-- INPUT MATERIAL start --

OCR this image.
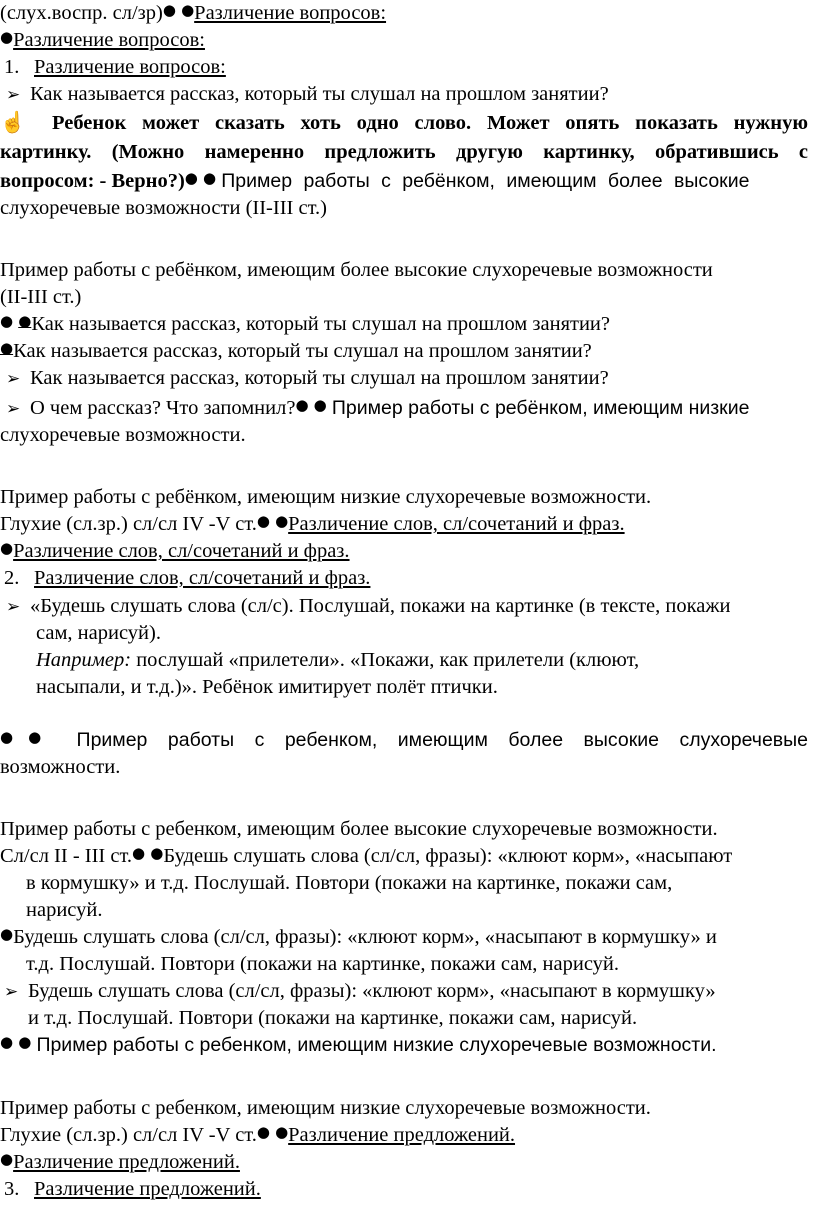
(слух.воспр. сл/зр)● ●Различение вопросов:
●Различение вопросов:
1. Различение вопросов:
➢ Как называется рассказ, который ты слушал на прошлом занятии?
☝ Ребенок может сказать хоть одно слово. Может опять показать нужную
картинку. (Можно намеренно предложить другую картинку, обратившись с
вопросом: - Верно?)● ● Пример работы с ребёнком, имеющим более высокие
слухоречевые возможности (II-III ст.)
Пример работы с ребёнком, имеющим более высокие слухоречевые возможности
(II-III ст.)
● ●Как называется рассказ, который ты слушал на прошлом занятии?
●Как называется рассказ, который ты слушал на прошлом занятии?
➢ Как называется рассказ, который ты слушал на прошлом занятии?
➢ О чем рассказ? Что запомнил?● ● Пример работы с ребёнком, имеющим низкие
слухоречевые возможности.
Пример работы с ребёнком, имеющим низкие слухоречевые возможности.
Глухие (сл.зр.) сл/сл IV -V ст.● ●Различение слов, сл/сочетаний и фраз.
●Различение слов, сл/сочетаний и фраз.
2. Различение слов, сл/сочетаний и фраз.
➢ «Будешь слушать слова (сл/с). Послушай, покажи на картинке (в тексте, покажи
сам, нарисуй).
Например: послушай «прилетели». «Покажи, как прилетели (клюют,
насыпали, и т.д.)». Ребёнок имитирует полёт птички.
●● Пример работы с ребенком, имеющим более высокие слухоречевые
возможности.
Пример работы с ребенком, имеющим более высокие слухоречевые возможности.
Сл/сл II - III ст.● ●Будешь слушать слова (сл/сл, фразы): «клюют корм», «насыпают
в кормушку» и т.д. Послушай. Повтори (покажи на картинке, покажи сам,
нарисуй.
●Будешь слушать слова (сл/сл, фразы): «клюют корм», «насыпают в кормушку» и
т.д. Послушай. Повтори (покажи на картинке, покажи сам, нарисуй.
➢ Будешь слушать слова (сл/сл, фразы): «клюют корм», «насыпают в кормушку»
и т.д. Послушай. Повтори (покажи на картинке, покажи сам, нарисуй.
● ● Пример работы с ребенком, имеющим низкие слухоречевые возможности.
Пример работы с ребенком, имеющим низкие слухоречевые возможности.
Глухие (сл.зр.) сл/сл IV -V ст.● ●Различение предложений.
●Различение предложений.
3. Различение предложений.
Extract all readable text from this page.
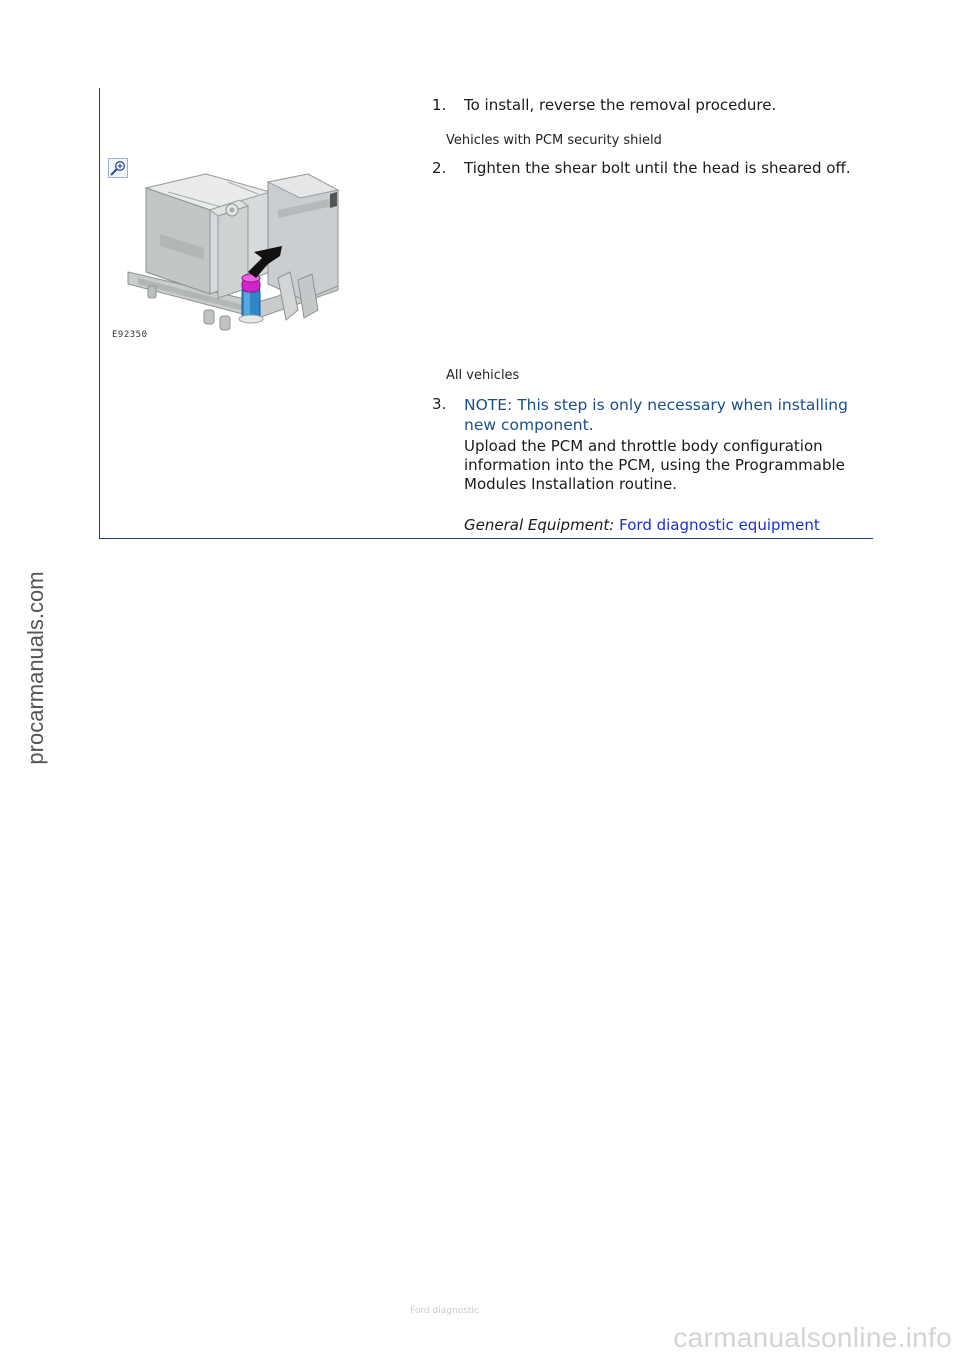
1. To install, reverse the removal procedure.
Vehicles with PCM security shield
E92350
2. Tighten the shear bolt until the head is sheared off.
All vehicles
3. NOTE: This step is only necessary when installing new component.
Upload the PCM and throttle body configuration information into the PCM, using the Programmable Modules Installation routine.
General Equipment: Ford diagnostic equipment
procarmanuals.com
Ford diagnostic
carmanualsonline.info
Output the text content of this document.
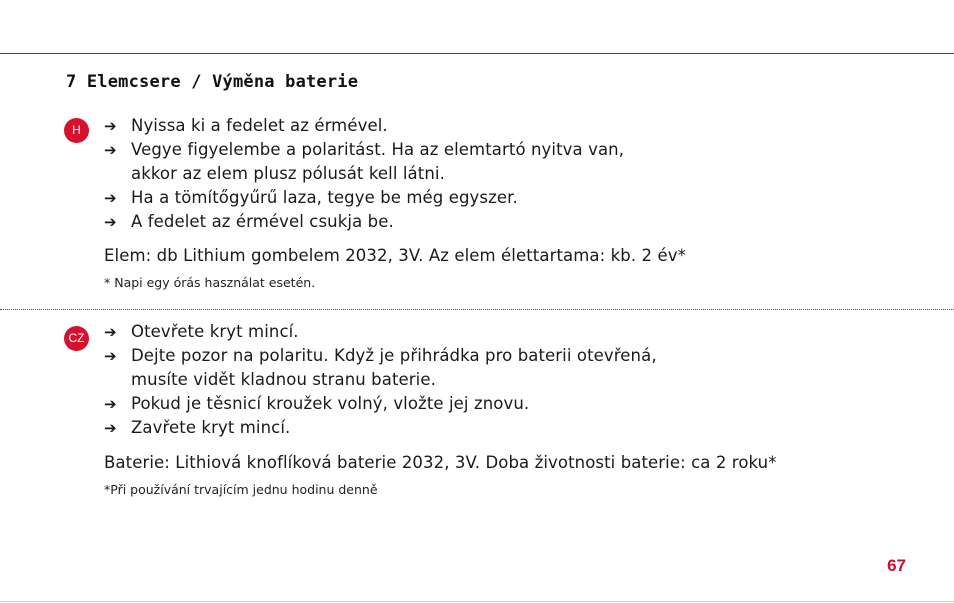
7 Elemcsere / Výměna baterie
H	➔ Nyissa ki a fedelet az érmével.
➔ Vegye figyelembe a polaritást. Ha az elemtartó nyitva van,
akkor az elem plusz pólusát kell látni.
➔ Ha a tömítőgyűrű laza, tegye be még egyszer.
➔ A fedelet az érmével csukja be.
Elem: db Lithium gombelem 2032, 3V. Az elem élettartama: kb. 2 év*
* Napi egy órás használat esetén.
CZ	➔ Otevřete kryt mincí.
➔ Dejte pozor na polaritu. Když je přihrádka pro baterii otevřená,
musíte vidět kladnou stranu baterie.
➔ Pokud je těsnicí kroužek volný, vložte jej znovu.
➔ Zavřete kryt mincí.
Baterie: Lithiová knoflíková baterie 2032, 3V. Doba životnosti baterie: ca 2 roku*
*Při používání trvajícím jednu hodinu denně
67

-- INPUT MATERIAL end --

Show the lines from the data above that contain the string "слухоречевые".

слухоречевые возможности (II-III ст.)
Пример работы с ребёнком, имеющим более высокие слухоречевые возможности
слухоречевые возможности.
Пример работы с ребёнком, имеющим низкие слухоречевые возможности.
●● Пример работы с ребенком, имеющим более высокие слухоречевые
Пример работы с ребенком, имеющим более высокие слухоречевые возможности.
● ● Пример работы с ребенком, имеющим низкие слухоречевые возможности.
Пример работы с ребенком, имеющим низкие слухоречевые возможности.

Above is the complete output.